Input material:
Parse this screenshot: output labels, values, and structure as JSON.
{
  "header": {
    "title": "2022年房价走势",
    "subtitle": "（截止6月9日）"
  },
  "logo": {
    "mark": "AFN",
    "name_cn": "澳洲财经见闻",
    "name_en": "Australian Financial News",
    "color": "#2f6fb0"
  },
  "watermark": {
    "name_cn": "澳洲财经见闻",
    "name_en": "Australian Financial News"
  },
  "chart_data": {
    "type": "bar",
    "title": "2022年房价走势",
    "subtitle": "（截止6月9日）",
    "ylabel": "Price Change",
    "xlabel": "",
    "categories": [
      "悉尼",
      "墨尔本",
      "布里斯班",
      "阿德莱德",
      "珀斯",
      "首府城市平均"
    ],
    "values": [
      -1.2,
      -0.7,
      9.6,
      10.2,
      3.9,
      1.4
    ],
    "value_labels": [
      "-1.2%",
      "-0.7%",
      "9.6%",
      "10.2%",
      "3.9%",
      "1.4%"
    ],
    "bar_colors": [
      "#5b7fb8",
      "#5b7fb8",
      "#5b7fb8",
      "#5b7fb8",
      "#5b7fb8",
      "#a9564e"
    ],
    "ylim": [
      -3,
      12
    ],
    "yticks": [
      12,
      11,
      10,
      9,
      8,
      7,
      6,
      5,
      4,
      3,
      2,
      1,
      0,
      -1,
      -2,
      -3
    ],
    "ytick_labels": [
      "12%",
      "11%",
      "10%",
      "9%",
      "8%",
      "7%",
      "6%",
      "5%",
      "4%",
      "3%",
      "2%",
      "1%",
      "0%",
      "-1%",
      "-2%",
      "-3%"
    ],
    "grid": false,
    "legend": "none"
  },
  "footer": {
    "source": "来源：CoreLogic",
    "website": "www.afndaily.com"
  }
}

Required work:
Extract every record and return it verbatim.

Solution to the problem:
Parse this screenshot: output labels, values, and structure as JSON.
{
  "header": {
    "title": "2022年房价走势",
    "subtitle": "（截止6月9日）"
  },
  "logo": {
    "mark": "AFN",
    "name_cn": "澳洲财经见闻",
    "name_en": "Australian Financial News",
    "color": "#2f6fb0"
  },
  "watermark": {
    "name_cn": "澳洲财经见闻",
    "name_en": "Australian Financial News"
  },
  "chart_data": {
    "type": "bar",
    "title": "2022年房价走势",
    "subtitle": "（截止6月9日）",
    "ylabel": "Price Change",
    "xlabel": "",
    "categories": [
      "悉尼",
      "墨尔本",
      "布里斯班",
      "阿德莱德",
      "珀斯",
      "首府城市平均"
    ],
    "values": [
      -1.2,
      -0.7,
      9.6,
      10.2,
      3.9,
      1.4
    ],
    "value_labels": [
      "-1.2%",
      "-0.7%",
      "9.6%",
      "10.2%",
      "3.9%",
      "1.4%"
    ],
    "bar_colors": [
      "#5b7fb8",
      "#5b7fb8",
      "#5b7fb8",
      "#5b7fb8",
      "#5b7fb8",
      "#a9564e"
    ],
    "ylim": [
      -3,
      12
    ],
    "yticks": [
      12,
      11,
      10,
      9,
      8,
      7,
      6,
      5,
      4,
      3,
      2,
      1,
      0,
      -1,
      -2,
      -3
    ],
    "ytick_labels": [
      "12%",
      "11%",
      "10%",
      "9%",
      "8%",
      "7%",
      "6%",
      "5%",
      "4%",
      "3%",
      "2%",
      "1%",
      "0%",
      "-1%",
      "-2%",
      "-3%"
    ],
    "grid": false,
    "legend": "none"
  },
  "footer": {
    "source": "来源：CoreLogic",
    "website": "www.afndaily.com"
  }
}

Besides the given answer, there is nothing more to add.